● WHAT NEEDS TO BE DONE
Give back only the lines from the one with "OCR this image." through the last line of the data, exactly as they appear.

● Dataset entries
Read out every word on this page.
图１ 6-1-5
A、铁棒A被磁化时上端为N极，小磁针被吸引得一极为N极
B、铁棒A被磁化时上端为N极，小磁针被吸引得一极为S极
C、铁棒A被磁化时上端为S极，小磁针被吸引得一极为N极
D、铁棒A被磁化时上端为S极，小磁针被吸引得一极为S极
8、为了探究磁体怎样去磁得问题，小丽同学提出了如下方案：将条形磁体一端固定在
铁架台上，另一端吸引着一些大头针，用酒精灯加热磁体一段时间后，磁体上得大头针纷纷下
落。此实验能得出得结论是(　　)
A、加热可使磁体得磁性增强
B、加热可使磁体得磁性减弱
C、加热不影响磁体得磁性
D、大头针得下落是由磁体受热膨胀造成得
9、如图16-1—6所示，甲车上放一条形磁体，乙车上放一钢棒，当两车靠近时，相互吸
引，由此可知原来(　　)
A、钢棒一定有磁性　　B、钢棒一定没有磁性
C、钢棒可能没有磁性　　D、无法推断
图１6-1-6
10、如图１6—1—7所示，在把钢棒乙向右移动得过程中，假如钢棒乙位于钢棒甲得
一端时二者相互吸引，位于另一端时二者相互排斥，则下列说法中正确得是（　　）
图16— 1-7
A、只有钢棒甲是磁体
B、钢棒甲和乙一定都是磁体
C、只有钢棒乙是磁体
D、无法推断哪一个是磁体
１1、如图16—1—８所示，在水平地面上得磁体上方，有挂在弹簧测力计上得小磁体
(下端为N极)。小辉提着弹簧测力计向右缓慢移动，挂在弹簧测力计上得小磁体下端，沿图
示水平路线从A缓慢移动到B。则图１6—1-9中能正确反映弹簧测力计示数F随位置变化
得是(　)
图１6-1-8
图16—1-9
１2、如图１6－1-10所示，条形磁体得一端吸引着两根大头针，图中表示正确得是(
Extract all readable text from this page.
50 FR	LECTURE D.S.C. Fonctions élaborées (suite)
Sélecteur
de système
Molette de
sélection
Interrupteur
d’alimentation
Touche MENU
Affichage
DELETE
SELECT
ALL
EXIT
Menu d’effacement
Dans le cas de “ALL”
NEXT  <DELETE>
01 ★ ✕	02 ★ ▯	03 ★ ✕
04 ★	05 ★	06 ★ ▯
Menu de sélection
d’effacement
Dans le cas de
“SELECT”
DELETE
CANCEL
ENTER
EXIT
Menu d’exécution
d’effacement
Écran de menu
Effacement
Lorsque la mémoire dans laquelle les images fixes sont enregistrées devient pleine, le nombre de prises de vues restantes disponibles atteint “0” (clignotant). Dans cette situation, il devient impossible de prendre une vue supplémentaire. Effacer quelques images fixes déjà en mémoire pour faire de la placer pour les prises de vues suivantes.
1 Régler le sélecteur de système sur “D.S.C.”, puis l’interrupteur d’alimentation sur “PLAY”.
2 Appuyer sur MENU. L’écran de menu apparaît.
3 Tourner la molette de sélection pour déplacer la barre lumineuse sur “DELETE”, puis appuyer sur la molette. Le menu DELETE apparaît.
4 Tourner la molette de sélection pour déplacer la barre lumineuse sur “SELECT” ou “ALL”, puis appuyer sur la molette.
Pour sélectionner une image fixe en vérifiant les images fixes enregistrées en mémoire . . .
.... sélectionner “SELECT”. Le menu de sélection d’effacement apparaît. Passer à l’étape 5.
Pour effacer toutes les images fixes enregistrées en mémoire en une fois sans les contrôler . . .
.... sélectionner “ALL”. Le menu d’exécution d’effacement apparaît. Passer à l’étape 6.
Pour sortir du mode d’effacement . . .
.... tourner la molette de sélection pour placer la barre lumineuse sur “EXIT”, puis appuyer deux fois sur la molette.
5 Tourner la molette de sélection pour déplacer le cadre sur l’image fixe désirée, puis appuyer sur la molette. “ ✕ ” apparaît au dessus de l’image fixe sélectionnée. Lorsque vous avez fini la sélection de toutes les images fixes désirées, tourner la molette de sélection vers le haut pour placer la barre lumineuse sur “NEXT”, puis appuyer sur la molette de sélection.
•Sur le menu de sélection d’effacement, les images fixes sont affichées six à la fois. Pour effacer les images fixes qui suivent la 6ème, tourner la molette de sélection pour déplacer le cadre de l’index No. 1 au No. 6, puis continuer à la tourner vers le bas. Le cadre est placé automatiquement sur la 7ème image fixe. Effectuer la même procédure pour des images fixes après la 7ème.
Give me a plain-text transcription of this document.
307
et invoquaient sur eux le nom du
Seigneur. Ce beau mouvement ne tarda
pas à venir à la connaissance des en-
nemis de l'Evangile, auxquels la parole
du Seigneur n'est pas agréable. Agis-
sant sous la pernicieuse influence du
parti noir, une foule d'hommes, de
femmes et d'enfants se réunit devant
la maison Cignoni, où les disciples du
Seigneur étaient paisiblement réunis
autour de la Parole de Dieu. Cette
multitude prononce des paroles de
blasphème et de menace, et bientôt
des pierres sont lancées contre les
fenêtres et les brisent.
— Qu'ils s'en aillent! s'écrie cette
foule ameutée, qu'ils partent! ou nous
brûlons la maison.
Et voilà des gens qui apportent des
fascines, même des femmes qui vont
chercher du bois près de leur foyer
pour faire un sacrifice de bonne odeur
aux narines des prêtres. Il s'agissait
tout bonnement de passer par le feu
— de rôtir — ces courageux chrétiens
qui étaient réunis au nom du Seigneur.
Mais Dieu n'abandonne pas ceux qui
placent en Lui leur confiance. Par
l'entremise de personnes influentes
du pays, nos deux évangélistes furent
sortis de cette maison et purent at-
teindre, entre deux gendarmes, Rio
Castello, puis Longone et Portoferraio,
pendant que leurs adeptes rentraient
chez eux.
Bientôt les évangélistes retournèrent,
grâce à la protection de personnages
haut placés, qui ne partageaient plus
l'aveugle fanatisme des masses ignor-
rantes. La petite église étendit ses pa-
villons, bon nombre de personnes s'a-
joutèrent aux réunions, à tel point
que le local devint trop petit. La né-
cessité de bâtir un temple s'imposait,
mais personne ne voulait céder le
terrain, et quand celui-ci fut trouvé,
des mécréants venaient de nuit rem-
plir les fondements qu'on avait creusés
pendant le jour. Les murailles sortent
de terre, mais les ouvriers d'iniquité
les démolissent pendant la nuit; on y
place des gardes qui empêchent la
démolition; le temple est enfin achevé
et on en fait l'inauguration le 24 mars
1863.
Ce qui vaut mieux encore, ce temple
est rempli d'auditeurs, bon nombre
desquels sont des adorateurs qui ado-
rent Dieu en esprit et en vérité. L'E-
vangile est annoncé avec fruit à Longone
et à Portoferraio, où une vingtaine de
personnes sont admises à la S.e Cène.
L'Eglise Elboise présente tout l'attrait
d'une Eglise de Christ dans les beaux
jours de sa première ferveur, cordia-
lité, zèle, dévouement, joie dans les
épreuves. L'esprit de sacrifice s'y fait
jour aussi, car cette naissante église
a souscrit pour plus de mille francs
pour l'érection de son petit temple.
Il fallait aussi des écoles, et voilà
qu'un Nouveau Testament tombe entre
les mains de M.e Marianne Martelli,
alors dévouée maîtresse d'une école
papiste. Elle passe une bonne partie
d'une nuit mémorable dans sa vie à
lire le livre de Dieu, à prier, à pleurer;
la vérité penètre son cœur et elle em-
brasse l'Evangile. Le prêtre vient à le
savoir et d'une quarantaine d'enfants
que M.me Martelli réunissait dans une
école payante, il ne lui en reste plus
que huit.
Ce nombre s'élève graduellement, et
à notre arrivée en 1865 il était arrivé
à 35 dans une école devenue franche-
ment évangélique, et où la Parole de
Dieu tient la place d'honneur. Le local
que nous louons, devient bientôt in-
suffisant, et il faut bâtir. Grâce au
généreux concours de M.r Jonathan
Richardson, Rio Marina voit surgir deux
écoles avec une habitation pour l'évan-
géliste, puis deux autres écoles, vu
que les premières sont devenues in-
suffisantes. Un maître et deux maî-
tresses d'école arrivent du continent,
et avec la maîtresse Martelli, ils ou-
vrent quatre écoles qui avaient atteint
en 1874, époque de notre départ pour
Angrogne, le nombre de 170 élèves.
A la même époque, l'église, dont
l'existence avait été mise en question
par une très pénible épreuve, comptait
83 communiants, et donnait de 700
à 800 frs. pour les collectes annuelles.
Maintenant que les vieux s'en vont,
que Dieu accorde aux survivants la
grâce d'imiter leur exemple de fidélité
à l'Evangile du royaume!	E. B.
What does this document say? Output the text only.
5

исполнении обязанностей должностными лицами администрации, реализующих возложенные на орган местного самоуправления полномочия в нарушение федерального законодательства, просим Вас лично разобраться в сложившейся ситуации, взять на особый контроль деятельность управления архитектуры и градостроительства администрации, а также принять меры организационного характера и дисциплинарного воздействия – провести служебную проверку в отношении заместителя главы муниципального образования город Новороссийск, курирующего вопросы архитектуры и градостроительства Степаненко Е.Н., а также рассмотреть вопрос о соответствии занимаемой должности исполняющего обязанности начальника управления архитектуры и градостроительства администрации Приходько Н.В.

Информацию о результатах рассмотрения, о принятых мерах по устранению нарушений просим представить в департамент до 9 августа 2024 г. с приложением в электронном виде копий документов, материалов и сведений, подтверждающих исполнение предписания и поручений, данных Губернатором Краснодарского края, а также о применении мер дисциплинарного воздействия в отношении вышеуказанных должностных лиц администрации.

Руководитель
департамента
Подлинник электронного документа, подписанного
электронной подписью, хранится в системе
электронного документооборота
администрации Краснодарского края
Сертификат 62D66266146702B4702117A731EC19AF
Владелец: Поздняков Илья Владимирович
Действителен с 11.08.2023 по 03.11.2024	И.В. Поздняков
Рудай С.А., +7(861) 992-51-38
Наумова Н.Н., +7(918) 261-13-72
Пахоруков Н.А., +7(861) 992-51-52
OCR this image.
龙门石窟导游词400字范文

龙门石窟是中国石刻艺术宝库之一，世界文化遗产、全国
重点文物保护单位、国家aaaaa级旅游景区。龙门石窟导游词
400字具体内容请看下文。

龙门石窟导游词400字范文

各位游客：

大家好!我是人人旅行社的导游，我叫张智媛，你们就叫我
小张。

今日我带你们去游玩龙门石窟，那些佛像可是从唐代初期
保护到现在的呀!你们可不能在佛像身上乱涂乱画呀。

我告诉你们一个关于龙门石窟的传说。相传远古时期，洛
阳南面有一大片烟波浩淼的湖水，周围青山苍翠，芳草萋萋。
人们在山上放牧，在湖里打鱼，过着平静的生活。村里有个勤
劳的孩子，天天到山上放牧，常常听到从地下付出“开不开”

● FINAL ANSWER
OCR this image.
龙门石窟导游词400字范文

龙门石窟是中国石刻艺术宝库之一，世界文化遗产、全国
重点文物保护单位、国家aaaaa级旅游景区。龙门石窟导游词
400字具体内容请看下文。

龙门石窟导游词400字范文

各位游客：

大家好!我是人人旅行社的导游，我叫张智媛，你们就叫我
小张。

今日我带你们去游玩龙门石窟，那些佛像可是从唐代初期
保护到现在的呀!你们可不能在佛像身上乱涂乱画呀。

我告诉你们一个关于龙门石窟的传说。相传远古时期，洛
阳南面有一大片烟波浩淼的湖水，周围青山苍翠，芳草萋萋。
人们在山上放牧，在湖里打鱼，过着平静的生活。村里有个勤
劳的孩子，天天到山上放牧，常常听到从地下付出“开不开”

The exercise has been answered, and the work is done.